→ Set problem
Give every line below again, exactly.

Data entries for graphics
• • • • • • •
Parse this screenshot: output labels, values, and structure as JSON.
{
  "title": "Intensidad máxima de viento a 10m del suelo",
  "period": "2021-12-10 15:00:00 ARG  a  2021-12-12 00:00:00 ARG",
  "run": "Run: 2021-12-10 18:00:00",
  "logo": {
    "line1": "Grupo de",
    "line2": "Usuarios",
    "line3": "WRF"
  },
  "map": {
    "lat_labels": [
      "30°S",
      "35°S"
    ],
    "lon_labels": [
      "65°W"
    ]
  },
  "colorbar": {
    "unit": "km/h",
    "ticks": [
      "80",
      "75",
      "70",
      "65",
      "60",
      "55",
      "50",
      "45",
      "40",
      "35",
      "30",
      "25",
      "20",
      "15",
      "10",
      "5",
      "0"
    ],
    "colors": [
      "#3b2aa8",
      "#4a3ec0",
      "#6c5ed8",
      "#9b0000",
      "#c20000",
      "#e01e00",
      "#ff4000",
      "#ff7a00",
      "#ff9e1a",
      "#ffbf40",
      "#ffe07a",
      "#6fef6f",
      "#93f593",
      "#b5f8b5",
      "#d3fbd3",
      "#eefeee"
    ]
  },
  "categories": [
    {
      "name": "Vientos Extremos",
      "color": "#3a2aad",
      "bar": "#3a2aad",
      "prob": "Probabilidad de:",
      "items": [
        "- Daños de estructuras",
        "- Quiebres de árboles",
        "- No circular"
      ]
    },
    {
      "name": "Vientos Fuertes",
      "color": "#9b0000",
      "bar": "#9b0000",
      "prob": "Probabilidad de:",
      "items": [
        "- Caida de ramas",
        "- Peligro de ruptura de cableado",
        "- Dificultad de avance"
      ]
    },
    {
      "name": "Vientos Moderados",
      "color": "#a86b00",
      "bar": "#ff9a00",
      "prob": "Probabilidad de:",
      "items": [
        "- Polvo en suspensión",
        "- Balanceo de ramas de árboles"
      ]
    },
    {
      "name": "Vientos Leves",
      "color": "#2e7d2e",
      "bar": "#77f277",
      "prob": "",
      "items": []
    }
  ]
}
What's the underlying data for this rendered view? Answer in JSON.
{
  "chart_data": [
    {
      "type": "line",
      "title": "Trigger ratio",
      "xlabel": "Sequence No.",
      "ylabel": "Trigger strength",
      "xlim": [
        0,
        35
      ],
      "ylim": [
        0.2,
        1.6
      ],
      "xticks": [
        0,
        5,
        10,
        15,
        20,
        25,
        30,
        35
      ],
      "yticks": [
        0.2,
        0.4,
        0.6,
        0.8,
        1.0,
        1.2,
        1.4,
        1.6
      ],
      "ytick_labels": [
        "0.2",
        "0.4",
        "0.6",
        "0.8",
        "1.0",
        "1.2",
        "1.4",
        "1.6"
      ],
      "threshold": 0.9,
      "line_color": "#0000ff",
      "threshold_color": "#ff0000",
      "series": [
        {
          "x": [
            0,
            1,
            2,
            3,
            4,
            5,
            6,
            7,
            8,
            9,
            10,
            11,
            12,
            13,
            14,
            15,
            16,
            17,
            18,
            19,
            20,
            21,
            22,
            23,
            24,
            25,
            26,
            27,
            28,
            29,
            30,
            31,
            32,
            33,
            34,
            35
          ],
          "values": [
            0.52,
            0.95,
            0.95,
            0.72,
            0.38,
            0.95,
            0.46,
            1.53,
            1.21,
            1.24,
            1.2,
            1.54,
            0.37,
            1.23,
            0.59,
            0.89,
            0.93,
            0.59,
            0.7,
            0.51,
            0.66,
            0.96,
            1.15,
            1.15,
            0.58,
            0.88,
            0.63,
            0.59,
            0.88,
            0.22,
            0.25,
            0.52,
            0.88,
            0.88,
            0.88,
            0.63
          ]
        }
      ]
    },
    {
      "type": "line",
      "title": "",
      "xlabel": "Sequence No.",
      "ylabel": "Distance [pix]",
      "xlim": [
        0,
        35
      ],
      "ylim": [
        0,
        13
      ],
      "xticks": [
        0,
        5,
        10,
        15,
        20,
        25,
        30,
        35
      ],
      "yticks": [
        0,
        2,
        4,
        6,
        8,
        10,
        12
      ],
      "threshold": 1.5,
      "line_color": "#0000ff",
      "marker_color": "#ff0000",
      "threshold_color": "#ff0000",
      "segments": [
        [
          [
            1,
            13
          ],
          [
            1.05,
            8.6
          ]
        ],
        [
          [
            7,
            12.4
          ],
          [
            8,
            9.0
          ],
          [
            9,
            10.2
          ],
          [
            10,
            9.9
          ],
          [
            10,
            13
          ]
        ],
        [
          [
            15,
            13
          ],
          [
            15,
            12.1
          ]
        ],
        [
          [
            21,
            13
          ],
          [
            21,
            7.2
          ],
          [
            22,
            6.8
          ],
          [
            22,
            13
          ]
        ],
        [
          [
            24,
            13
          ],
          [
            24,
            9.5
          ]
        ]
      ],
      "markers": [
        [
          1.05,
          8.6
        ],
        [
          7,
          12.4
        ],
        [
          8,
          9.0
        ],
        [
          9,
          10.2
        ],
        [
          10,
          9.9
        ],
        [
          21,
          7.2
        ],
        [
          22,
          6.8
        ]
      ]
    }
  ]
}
• • • • • • •
→ Answer to the problem
Parse this screenshot: output labels, values, and structure as JSON.
{
  "title": "Intensidad máxima de viento a 10m del suelo",
  "period": "2021-12-10 15:00:00 ARG  a  2021-12-12 00:00:00 ARG",
  "run": "Run: 2021-12-10 18:00:00",
  "logo": {
    "line1": "Grupo de",
    "line2": "Usuarios",
    "line3": "WRF"
  },
  "map": {
    "lat_labels": [
      "30°S",
      "35°S"
    ],
    "lon_labels": [
      "65°W"
    ]
  },
  "colorbar": {
    "unit": "km/h",
    "ticks": [
      "80",
      "75",
      "70",
      "65",
      "60",
      "55",
      "50",
      "45",
      "40",
      "35",
      "30",
      "25",
      "20",
      "15",
      "10",
      "5",
      "0"
    ],
    "colors": [
      "#3b2aa8",
      "#4a3ec0",
      "#6c5ed8",
      "#9b0000",
      "#c20000",
      "#e01e00",
      "#ff4000",
      "#ff7a00",
      "#ff9e1a",
      "#ffbf40",
      "#ffe07a",
      "#6fef6f",
      "#93f593",
      "#b5f8b5",
      "#d3fbd3",
      "#eefeee"
    ]
  },
  "categories": [
    {
      "name": "Vientos Extremos",
      "color": "#3a2aad",
      "bar": "#3a2aad",
      "prob": "Probabilidad de:",
      "items": [
        "- Daños de estructuras",
        "- Quiebres de árboles",
        "- No circular"
      ]
    },
    {
      "name": "Vientos Fuertes",
      "color": "#9b0000",
      "bar": "#9b0000",
      "prob": "Probabilidad de:",
      "items": [
        "- Caida de ramas",
        "- Peligro de ruptura de cableado",
        "- Dificultad de avance"
      ]
    },
    {
      "name": "Vientos Moderados",
      "color": "#a86b00",
      "bar": "#ff9a00",
      "prob": "Probabilidad de:",
      "items": [
        "- Polvo en suspensión",
        "- Balanceo de ramas de árboles"
      ]
    },
    {
      "name": "Vientos Leves",
      "color": "#2e7d2e",
      "bar": "#77f277",
      "prob": "",
      "items": []
    }
  ]
}
What's the underlying data for this rendered view? Answer in JSON.
{
  "chart_data": [
    {
      "type": "line",
      "title": "Trigger ratio",
      "xlabel": "Sequence No.",
      "ylabel": "Trigger strength",
      "xlim": [
        0,
        35
      ],
      "ylim": [
        0.2,
        1.6
      ],
      "xticks": [
        0,
        5,
        10,
        15,
        20,
        25,
        30,
        35
      ],
      "yticks": [
        0.2,
        0.4,
        0.6,
        0.8,
        1.0,
        1.2,
        1.4,
        1.6
      ],
      "ytick_labels": [
        "0.2",
        "0.4",
        "0.6",
        "0.8",
        "1.0",
        "1.2",
        "1.4",
        "1.6"
      ],
      "threshold": 0.9,
      "line_color": "#0000ff",
      "threshold_color": "#ff0000",
      "series": [
        {
          "x": [
            0,
            1,
            2,
            3,
            4,
            5,
            6,
            7,
            8,
            9,
            10,
            11,
            12,
            13,
            14,
            15,
            16,
            17,
            18,
            19,
            20,
            21,
            22,
            23,
            24,
            25,
            26,
            27,
            28,
            29,
            30,
            31,
            32,
            33,
            34,
            35
          ],
          "values": [
            0.52,
            0.95,
            0.95,
            0.72,
            0.38,
            0.95,
            0.46,
            1.53,
            1.21,
            1.24,
            1.2,
            1.54,
            0.37,
            1.23,
            0.59,
            0.89,
            0.93,
            0.59,
            0.7,
            0.51,
            0.66,
            0.96,
            1.15,
            1.15,
            0.58,
            0.88,
            0.63,
            0.59,
            0.88,
            0.22,
            0.25,
            0.52,
            0.88,
            0.88,
            0.88,
            0.63
          ]
        }
      ]
    },
    {
      "type": "line",
      "title": "",
      "xlabel": "Sequence No.",
      "ylabel": "Distance [pix]",
      "xlim": [
        0,
        35
      ],
      "ylim": [
        0,
        13
      ],
      "xticks": [
        0,
        5,
        10,
        15,
        20,
        25,
        30,
        35
      ],
      "yticks": [
        0,
        2,
        4,
        6,
        8,
        10,
        12
      ],
      "threshold": 1.5,
      "line_color": "#0000ff",
      "marker_color": "#ff0000",
      "threshold_color": "#ff0000",
      "segments": [
        [
          [
            1,
            13
          ],
          [
            1.05,
            8.6
          ]
        ],
        [
          [
            7,
            12.4
          ],
          [
            8,
            9.0
          ],
          [
            9,
            10.2
          ],
          [
            10,
            9.9
          ],
          [
            10,
            13
          ]
        ],
        [
          [
            15,
            13
          ],
          [
            15,
            12.1
          ]
        ],
        [
          [
            21,
            13
          ],
          [
            21,
            7.2
          ],
          [
            22,
            6.8
          ],
          [
            22,
            13
          ]
        ],
        [
          [
            24,
            13
          ],
          [
            24,
            9.5
          ]
        ]
      ],
      "markers": [
        [
          1.05,
          8.6
        ],
        [
          7,
          12.4
        ],
        [
          8,
          9.0
        ],
        [
          9,
          10.2
        ],
        [
          10,
          9.9
        ],
        [
          21,
          7.2
        ],
        [
          22,
          6.8
        ]
      ]
    }
  ]
}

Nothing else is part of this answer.